■ THE REQUEST: Find the lines that hold the word "this" and return them.

>>>>

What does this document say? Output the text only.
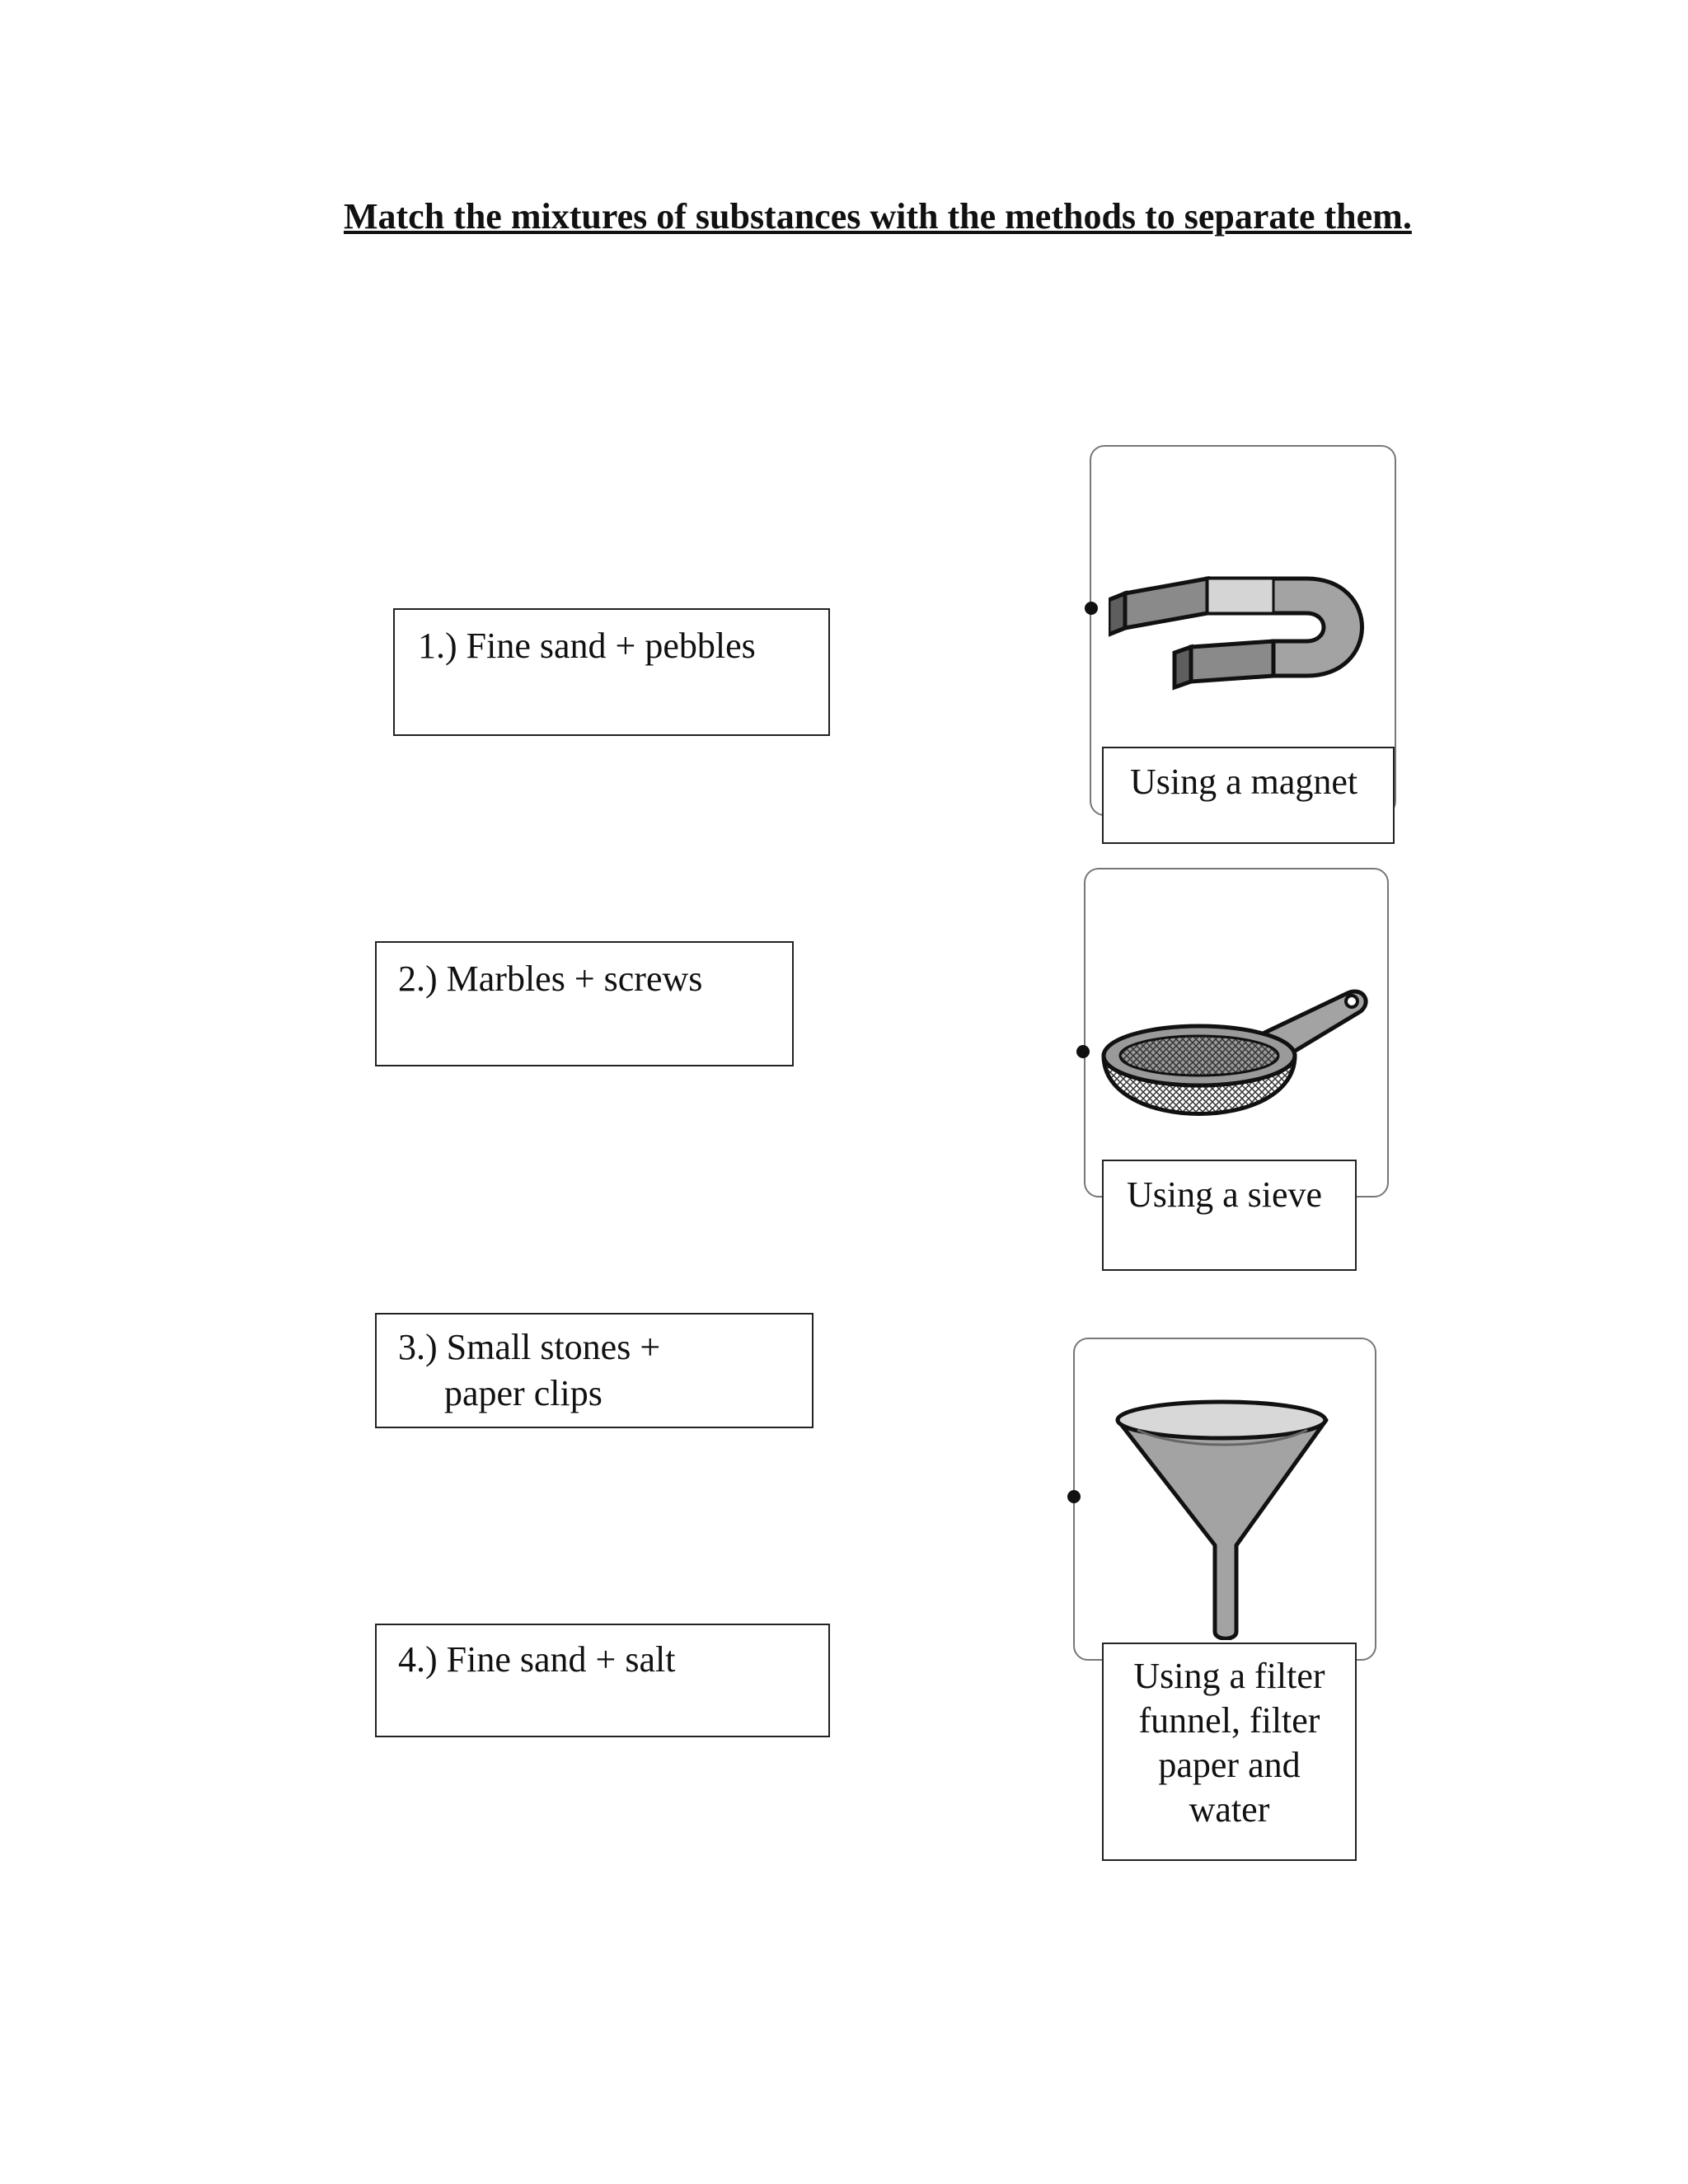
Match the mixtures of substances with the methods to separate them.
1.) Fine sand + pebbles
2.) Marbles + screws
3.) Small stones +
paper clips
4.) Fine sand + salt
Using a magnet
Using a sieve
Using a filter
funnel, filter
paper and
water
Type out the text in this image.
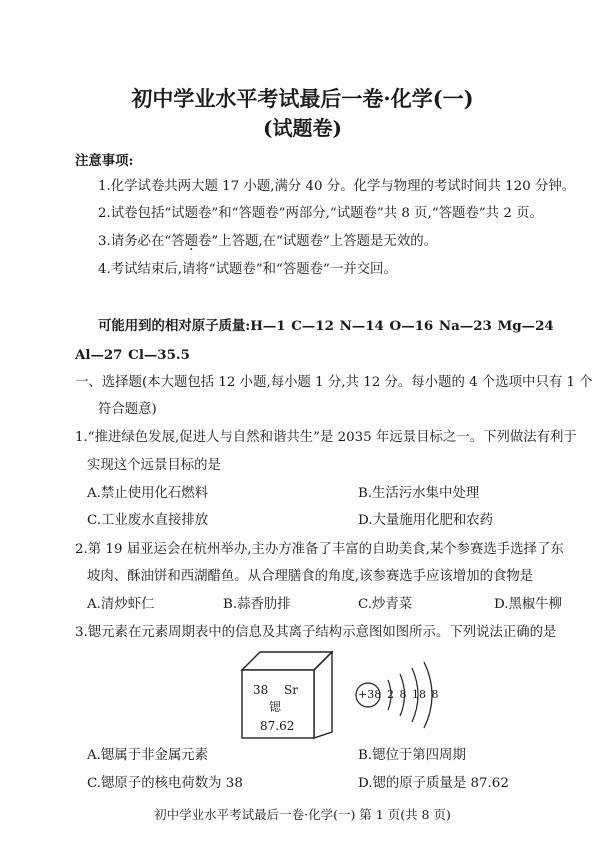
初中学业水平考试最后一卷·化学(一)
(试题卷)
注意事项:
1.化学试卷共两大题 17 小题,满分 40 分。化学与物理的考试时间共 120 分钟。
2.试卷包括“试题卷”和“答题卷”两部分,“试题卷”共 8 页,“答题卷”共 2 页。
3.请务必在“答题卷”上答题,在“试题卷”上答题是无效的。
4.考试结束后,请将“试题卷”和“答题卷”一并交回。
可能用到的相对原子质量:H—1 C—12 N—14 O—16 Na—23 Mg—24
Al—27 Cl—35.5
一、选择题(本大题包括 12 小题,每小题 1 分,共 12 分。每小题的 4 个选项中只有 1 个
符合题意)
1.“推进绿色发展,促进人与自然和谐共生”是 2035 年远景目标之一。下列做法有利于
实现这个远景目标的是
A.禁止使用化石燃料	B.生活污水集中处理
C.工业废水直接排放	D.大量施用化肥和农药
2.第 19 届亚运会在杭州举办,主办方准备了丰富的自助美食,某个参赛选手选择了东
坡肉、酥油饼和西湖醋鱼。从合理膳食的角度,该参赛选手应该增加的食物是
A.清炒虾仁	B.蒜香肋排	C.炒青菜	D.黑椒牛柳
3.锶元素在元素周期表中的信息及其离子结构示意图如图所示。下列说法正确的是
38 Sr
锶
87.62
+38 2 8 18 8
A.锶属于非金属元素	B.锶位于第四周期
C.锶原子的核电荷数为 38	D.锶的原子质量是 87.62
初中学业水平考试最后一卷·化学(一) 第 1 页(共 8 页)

<<<<

■ REPLY TO THE TASK:
What does this document say? Output the text only.
Type out the text in this image.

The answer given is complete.